Figure contents as structured data
━━━━━━━━━━━━━━━━━━━━
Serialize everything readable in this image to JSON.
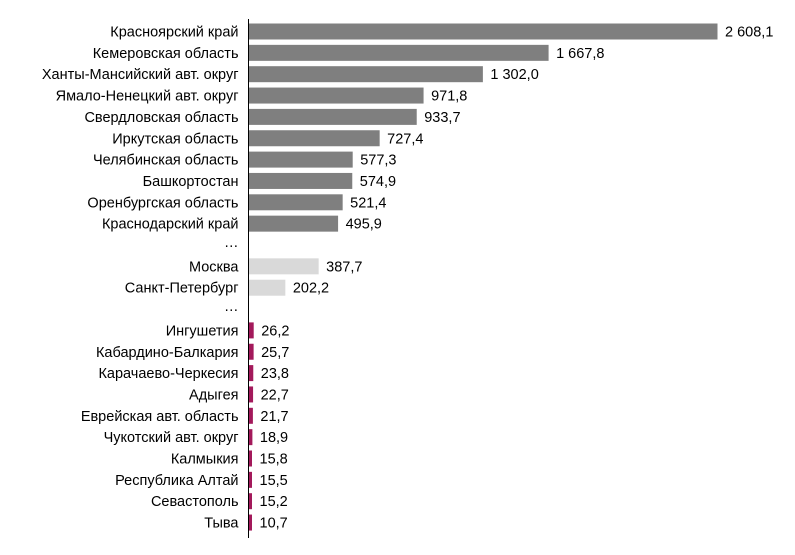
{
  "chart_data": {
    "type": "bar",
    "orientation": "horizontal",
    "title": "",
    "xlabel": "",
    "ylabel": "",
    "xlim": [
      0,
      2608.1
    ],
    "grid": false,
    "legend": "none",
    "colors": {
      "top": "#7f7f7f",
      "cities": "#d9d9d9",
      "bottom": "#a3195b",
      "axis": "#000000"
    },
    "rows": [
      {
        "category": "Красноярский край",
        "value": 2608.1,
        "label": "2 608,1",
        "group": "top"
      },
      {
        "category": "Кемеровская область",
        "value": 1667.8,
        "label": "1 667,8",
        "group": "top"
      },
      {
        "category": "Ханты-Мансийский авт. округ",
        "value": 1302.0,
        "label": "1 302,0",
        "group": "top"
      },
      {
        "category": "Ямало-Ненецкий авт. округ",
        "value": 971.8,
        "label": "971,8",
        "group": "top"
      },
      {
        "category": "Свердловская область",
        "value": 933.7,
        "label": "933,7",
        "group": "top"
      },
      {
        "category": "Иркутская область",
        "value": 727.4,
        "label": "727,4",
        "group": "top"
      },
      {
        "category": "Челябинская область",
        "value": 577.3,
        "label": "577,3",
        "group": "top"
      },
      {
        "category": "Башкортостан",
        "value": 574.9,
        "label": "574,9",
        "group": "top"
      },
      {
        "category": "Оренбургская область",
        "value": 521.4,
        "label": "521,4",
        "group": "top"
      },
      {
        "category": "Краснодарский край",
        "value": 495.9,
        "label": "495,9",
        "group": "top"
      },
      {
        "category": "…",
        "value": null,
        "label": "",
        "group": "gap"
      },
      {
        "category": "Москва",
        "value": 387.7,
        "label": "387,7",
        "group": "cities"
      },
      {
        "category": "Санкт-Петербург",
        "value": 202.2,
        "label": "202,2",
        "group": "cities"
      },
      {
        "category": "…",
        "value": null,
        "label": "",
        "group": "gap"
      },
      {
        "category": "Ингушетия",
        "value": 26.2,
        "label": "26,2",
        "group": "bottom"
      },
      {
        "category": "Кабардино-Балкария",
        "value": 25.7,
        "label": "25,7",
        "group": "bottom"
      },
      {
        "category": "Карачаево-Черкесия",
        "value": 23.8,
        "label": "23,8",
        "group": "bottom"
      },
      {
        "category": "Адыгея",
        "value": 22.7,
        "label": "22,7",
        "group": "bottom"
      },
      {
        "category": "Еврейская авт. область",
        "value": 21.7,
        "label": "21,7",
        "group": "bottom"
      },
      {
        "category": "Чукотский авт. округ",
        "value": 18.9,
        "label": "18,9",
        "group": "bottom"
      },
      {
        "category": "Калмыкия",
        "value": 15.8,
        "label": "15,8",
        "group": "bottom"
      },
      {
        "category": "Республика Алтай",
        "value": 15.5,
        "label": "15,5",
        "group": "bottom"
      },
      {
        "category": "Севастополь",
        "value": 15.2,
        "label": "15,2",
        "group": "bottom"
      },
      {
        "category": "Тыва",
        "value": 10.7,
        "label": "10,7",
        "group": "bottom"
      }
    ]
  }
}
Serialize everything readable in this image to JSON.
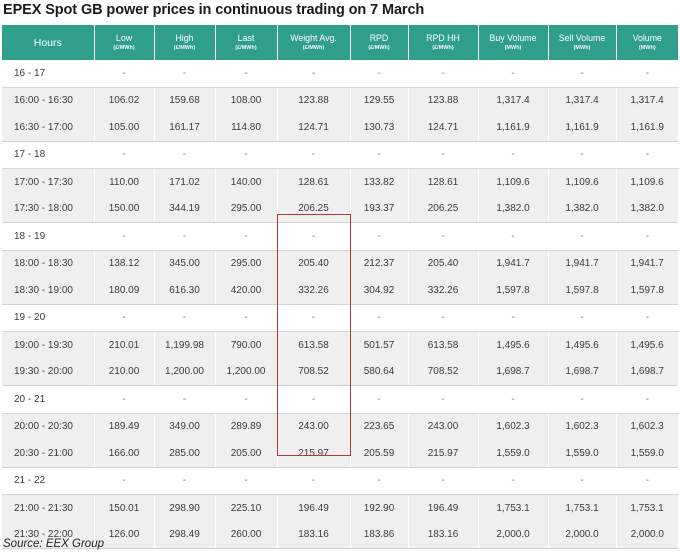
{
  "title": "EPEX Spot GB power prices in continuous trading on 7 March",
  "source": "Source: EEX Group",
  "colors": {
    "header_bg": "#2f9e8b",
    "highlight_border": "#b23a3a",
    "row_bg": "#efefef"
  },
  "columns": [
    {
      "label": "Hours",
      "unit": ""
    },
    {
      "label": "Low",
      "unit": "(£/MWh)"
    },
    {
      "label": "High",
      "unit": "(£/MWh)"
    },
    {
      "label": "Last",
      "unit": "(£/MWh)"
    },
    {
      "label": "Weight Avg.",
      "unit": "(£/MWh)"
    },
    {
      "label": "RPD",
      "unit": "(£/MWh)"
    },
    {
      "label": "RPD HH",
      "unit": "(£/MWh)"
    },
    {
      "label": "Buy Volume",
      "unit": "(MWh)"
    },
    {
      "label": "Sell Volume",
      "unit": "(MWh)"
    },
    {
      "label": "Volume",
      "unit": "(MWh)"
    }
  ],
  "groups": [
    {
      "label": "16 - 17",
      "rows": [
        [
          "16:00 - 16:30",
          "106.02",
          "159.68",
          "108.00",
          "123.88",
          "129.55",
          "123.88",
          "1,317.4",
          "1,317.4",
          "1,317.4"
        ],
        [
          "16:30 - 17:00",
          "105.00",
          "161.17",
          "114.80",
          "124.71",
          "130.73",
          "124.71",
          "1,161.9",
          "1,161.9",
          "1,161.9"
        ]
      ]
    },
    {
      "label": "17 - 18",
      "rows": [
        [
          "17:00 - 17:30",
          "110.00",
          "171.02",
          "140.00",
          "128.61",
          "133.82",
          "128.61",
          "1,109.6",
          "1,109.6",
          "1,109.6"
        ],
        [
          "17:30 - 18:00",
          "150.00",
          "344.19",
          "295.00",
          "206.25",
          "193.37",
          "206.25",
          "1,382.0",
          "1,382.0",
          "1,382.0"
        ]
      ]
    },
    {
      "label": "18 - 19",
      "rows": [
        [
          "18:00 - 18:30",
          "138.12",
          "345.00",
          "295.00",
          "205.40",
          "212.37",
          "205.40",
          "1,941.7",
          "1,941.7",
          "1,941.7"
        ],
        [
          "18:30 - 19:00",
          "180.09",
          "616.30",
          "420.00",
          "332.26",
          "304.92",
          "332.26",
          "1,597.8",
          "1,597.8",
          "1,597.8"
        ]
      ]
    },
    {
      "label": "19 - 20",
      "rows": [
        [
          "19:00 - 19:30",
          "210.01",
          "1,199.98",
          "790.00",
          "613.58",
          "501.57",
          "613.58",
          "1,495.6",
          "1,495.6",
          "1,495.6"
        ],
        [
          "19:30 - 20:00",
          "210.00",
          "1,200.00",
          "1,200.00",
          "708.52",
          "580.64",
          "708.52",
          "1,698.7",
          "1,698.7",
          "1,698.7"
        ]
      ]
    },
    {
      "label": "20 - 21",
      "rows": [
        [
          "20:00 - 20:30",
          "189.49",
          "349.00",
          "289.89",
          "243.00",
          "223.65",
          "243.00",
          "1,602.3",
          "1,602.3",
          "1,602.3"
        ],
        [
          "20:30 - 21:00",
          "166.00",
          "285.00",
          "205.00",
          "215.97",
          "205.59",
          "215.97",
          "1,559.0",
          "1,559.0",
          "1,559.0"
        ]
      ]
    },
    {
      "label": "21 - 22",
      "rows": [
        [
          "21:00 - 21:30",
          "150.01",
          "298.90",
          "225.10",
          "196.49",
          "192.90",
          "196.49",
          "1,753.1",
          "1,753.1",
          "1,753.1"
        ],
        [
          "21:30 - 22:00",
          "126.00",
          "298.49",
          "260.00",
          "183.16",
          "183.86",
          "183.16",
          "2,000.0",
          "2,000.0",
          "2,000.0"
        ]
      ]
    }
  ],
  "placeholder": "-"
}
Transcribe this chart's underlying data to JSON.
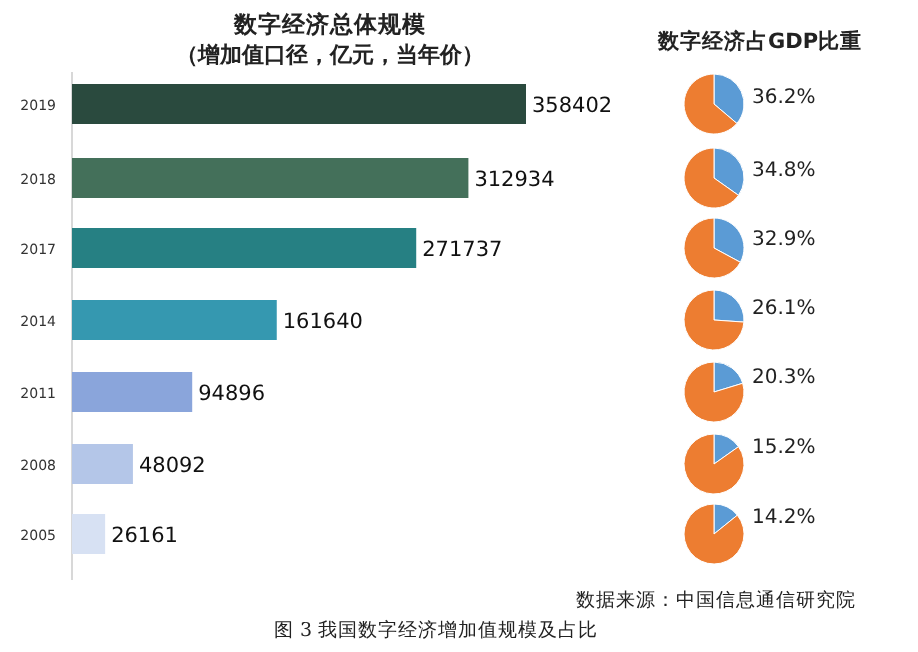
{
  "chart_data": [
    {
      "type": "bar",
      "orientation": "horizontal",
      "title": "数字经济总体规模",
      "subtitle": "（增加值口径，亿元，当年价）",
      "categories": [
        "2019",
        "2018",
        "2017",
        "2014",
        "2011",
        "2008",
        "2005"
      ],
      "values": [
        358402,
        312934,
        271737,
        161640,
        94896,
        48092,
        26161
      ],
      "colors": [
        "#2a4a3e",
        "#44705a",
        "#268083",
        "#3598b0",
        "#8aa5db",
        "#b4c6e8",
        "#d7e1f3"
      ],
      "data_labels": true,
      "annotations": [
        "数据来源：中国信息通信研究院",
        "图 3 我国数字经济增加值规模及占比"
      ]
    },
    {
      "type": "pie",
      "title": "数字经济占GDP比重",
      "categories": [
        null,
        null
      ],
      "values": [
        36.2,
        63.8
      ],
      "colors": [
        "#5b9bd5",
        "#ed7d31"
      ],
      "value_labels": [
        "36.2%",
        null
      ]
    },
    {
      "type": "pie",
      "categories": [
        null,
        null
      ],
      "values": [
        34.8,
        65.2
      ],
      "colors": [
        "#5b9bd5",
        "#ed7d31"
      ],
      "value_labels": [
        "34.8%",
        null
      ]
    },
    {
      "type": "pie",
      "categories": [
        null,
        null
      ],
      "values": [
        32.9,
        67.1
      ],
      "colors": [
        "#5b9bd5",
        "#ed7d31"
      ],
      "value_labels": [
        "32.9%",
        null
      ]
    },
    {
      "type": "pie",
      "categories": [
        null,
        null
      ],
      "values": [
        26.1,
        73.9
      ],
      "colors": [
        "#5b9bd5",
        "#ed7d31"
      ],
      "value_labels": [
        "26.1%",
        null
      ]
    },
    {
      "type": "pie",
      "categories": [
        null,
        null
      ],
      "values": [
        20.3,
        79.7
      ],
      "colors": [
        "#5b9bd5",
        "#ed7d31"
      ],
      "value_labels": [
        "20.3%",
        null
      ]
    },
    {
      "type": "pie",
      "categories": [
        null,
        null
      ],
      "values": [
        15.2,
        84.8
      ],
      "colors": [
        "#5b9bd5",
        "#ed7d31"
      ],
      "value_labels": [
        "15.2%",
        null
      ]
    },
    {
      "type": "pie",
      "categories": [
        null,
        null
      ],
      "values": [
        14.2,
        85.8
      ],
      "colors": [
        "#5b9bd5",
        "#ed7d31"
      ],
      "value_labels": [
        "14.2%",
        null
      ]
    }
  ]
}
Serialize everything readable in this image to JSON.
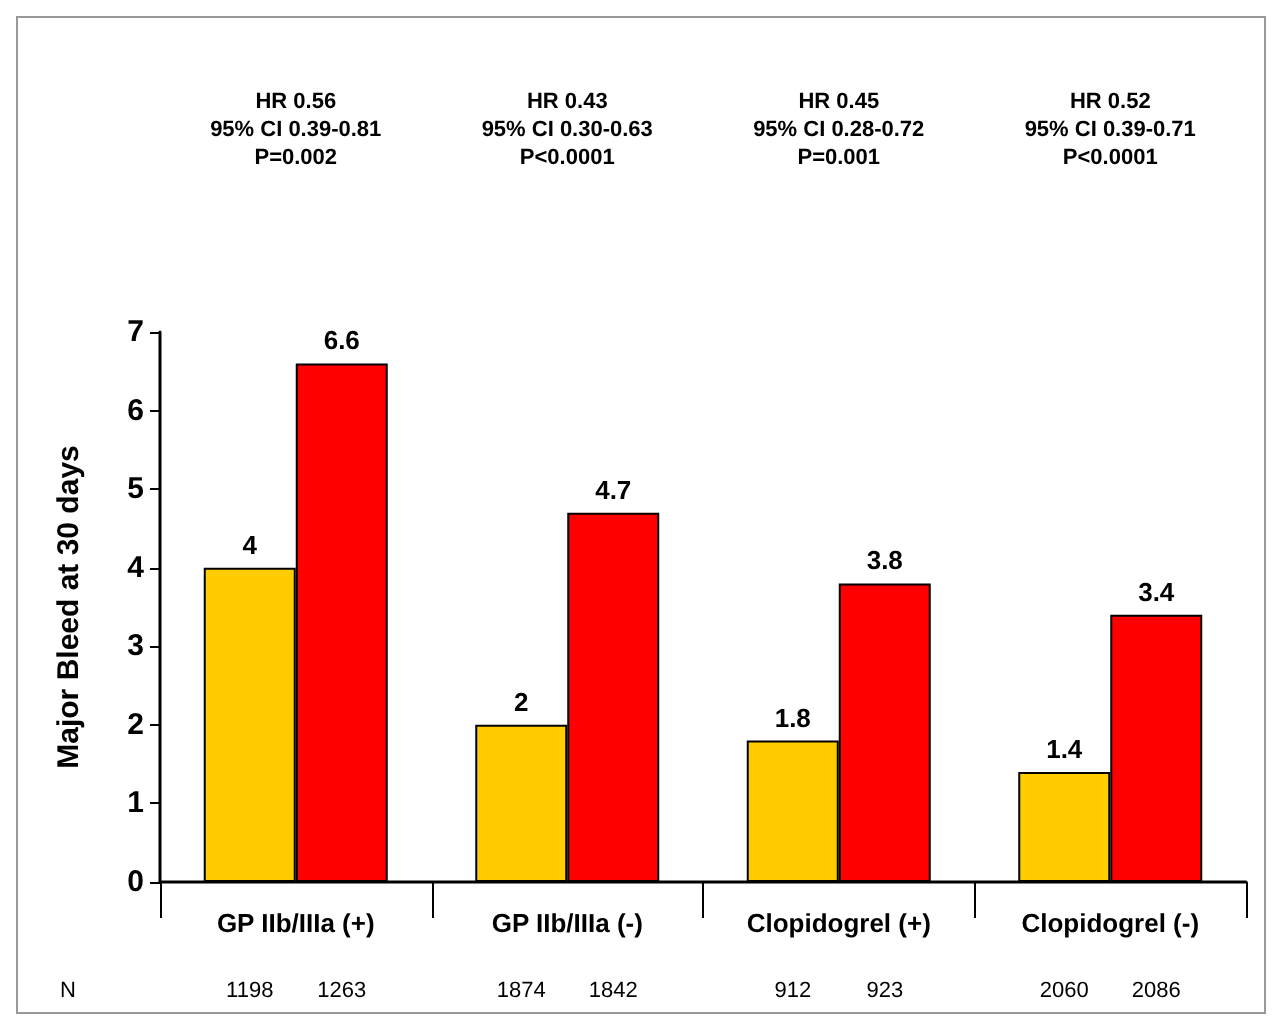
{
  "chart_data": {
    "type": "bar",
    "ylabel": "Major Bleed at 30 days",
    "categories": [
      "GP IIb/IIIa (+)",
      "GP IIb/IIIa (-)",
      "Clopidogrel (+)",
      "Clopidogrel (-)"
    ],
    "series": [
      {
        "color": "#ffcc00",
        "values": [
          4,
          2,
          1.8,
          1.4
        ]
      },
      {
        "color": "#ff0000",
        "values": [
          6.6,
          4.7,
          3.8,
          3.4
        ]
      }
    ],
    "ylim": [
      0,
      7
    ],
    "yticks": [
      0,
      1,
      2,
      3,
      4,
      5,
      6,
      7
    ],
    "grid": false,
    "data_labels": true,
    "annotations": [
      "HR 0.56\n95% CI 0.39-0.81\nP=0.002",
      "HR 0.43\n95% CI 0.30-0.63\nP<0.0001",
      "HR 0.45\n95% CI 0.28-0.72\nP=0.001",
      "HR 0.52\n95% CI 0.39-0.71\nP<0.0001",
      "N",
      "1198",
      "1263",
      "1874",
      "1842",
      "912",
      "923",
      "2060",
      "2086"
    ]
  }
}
━━━━━━━━━━━━━━━━━━━━
_Request_
From the data, collect all lines where the string "округ" appears.

_Solution to this task_
        "category": "Ханты-Мансийский авт. округ",
        "category": "Ямало-Ненецкий авт. округ",
        "category": "Чукотский авт. округ",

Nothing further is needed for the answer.